GIVEN INSTRUCTION — Report how many lines contain the word "Student"; answer with the number only.

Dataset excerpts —
___
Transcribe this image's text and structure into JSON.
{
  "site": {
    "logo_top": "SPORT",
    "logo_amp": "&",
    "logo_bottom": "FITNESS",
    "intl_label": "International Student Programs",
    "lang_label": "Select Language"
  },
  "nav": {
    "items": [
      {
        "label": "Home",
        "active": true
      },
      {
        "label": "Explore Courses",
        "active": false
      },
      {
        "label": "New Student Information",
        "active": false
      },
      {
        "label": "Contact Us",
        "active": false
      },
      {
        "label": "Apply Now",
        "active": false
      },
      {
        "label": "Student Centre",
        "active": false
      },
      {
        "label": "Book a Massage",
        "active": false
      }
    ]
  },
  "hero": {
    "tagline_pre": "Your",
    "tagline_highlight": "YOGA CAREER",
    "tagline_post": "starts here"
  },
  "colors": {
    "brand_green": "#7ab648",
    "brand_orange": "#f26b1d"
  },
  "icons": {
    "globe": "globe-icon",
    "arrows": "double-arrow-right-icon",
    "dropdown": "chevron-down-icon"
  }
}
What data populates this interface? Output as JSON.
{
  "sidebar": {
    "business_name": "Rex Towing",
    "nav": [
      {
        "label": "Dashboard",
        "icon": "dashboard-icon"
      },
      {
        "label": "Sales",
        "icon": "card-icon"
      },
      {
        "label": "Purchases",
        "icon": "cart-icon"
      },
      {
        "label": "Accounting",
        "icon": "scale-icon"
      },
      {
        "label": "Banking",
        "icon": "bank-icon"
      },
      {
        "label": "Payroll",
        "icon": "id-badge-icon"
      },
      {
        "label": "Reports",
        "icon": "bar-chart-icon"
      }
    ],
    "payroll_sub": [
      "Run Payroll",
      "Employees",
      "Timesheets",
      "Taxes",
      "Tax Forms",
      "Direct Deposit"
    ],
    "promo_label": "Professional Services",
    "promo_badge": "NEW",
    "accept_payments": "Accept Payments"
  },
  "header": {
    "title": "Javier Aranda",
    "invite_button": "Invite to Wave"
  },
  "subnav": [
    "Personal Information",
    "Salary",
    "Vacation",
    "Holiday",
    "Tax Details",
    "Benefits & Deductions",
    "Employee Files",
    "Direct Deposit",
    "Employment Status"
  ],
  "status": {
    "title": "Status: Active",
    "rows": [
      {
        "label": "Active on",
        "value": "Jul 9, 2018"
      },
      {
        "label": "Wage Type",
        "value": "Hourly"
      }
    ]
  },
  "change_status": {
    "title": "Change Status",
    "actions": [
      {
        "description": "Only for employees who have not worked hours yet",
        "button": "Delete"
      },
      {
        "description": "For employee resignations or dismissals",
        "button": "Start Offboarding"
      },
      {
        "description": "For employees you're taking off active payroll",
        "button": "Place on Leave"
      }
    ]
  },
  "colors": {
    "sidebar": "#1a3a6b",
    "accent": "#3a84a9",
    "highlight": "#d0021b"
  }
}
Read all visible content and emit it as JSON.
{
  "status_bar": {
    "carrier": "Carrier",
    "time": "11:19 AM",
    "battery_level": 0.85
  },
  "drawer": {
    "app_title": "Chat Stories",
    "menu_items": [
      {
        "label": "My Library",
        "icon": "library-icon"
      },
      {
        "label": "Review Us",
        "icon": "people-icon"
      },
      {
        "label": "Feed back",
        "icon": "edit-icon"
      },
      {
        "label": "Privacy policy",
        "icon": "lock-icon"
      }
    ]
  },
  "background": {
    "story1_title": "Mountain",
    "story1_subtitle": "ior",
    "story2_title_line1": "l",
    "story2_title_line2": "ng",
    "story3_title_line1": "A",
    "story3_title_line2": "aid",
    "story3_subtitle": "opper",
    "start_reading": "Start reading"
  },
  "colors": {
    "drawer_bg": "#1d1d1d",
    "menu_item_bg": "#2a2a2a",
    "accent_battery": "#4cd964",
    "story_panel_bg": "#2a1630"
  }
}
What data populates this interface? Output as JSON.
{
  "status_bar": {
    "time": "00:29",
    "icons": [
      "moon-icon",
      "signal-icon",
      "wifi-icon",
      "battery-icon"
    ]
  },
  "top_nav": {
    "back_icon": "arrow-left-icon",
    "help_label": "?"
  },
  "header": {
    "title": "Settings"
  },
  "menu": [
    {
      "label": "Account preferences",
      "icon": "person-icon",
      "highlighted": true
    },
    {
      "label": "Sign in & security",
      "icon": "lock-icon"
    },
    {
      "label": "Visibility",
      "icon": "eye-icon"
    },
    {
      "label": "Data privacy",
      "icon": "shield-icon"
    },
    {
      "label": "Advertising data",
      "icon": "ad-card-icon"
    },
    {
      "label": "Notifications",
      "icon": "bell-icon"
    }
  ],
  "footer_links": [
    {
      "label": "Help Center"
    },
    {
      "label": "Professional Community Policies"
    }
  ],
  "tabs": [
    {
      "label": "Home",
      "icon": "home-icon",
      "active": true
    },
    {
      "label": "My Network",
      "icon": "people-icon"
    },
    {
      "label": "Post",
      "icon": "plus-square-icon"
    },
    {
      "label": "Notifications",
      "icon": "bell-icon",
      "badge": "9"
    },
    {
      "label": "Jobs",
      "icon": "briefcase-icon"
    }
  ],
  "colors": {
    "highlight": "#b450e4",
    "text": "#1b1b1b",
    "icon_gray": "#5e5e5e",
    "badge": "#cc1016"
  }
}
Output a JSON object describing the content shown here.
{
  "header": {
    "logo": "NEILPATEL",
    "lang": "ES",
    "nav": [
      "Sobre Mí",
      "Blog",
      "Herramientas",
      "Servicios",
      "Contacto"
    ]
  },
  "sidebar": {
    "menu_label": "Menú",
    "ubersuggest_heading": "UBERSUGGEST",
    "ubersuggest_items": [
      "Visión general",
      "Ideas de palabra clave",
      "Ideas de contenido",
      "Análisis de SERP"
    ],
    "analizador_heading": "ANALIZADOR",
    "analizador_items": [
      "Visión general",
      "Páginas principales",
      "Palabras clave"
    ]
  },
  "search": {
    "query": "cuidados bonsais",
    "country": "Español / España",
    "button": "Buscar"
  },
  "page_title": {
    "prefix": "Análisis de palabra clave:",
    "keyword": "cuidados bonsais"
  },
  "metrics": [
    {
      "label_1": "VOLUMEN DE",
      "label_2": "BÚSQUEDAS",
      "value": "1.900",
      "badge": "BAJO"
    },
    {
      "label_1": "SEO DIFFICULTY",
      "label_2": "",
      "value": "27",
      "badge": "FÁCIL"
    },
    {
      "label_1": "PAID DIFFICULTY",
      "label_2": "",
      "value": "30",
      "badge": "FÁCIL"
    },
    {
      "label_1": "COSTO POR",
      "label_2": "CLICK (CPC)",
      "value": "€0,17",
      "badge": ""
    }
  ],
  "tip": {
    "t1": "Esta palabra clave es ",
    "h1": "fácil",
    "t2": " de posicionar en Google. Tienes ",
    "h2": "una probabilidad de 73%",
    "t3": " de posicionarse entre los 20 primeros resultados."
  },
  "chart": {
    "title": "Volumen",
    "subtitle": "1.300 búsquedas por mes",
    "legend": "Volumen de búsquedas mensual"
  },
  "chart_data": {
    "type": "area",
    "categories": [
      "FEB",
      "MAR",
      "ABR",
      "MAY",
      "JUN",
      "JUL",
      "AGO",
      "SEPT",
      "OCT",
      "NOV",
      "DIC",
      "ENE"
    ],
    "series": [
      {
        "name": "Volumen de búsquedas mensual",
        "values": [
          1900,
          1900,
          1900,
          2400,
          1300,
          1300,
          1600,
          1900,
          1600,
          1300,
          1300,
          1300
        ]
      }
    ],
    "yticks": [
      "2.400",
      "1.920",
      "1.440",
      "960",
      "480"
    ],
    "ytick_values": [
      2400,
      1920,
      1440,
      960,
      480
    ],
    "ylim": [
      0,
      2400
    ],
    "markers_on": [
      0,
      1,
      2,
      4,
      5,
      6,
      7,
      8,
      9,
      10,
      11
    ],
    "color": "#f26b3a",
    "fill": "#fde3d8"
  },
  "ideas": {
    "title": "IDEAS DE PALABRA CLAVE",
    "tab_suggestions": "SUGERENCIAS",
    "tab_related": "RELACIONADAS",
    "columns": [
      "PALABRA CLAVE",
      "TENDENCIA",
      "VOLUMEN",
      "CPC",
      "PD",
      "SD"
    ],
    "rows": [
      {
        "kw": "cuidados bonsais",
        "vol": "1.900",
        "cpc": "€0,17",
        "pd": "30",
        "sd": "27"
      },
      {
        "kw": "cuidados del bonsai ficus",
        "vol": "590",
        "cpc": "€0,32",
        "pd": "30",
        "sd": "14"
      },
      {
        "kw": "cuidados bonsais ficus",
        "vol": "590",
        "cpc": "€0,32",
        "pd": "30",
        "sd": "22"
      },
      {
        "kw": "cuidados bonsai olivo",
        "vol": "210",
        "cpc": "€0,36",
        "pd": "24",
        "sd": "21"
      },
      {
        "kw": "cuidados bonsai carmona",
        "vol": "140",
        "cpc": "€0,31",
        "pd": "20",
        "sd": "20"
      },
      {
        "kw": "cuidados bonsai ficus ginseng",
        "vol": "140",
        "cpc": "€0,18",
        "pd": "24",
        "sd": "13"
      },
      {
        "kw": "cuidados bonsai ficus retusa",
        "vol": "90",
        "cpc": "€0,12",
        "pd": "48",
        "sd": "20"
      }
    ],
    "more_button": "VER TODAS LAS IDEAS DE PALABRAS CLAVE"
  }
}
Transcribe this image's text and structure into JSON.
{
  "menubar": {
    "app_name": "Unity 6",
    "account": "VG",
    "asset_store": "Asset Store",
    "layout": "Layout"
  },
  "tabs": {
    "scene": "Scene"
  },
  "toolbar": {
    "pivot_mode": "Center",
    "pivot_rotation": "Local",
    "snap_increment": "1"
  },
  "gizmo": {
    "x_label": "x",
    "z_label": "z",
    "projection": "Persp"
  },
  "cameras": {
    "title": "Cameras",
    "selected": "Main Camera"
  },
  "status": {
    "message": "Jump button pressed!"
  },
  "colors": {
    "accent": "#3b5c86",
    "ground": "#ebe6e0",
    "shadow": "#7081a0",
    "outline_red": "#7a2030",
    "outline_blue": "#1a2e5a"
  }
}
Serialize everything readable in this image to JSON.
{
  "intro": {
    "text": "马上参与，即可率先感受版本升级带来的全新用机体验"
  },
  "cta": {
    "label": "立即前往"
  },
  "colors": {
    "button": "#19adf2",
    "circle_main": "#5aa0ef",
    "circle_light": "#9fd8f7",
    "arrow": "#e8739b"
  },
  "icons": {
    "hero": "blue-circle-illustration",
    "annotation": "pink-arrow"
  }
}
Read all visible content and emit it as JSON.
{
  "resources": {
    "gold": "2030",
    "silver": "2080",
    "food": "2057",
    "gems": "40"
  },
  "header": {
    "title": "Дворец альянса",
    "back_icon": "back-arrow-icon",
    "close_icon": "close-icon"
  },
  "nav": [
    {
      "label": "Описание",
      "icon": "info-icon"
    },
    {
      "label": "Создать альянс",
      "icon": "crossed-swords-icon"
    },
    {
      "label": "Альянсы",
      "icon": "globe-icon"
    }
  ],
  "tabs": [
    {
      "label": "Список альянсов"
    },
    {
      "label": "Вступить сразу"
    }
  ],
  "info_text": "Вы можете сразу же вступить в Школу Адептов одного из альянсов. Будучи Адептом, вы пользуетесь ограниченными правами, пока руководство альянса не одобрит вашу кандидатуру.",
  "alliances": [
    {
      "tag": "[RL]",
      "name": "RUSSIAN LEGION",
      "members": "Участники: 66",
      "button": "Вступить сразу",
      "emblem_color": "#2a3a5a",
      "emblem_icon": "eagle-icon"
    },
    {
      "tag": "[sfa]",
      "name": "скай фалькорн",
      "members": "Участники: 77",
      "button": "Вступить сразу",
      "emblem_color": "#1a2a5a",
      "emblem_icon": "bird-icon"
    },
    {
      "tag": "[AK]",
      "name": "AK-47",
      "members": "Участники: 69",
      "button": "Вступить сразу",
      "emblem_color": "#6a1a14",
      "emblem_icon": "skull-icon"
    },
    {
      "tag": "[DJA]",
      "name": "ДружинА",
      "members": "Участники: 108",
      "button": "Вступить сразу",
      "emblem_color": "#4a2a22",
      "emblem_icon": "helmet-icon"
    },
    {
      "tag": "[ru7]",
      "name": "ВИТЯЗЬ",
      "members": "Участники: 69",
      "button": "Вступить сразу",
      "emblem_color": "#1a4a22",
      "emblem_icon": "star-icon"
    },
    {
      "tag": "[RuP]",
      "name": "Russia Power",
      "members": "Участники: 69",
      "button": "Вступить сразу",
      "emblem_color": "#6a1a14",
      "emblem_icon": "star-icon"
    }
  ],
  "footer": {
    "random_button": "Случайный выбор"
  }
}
___
ANSWER TO THE PROBLEM — 3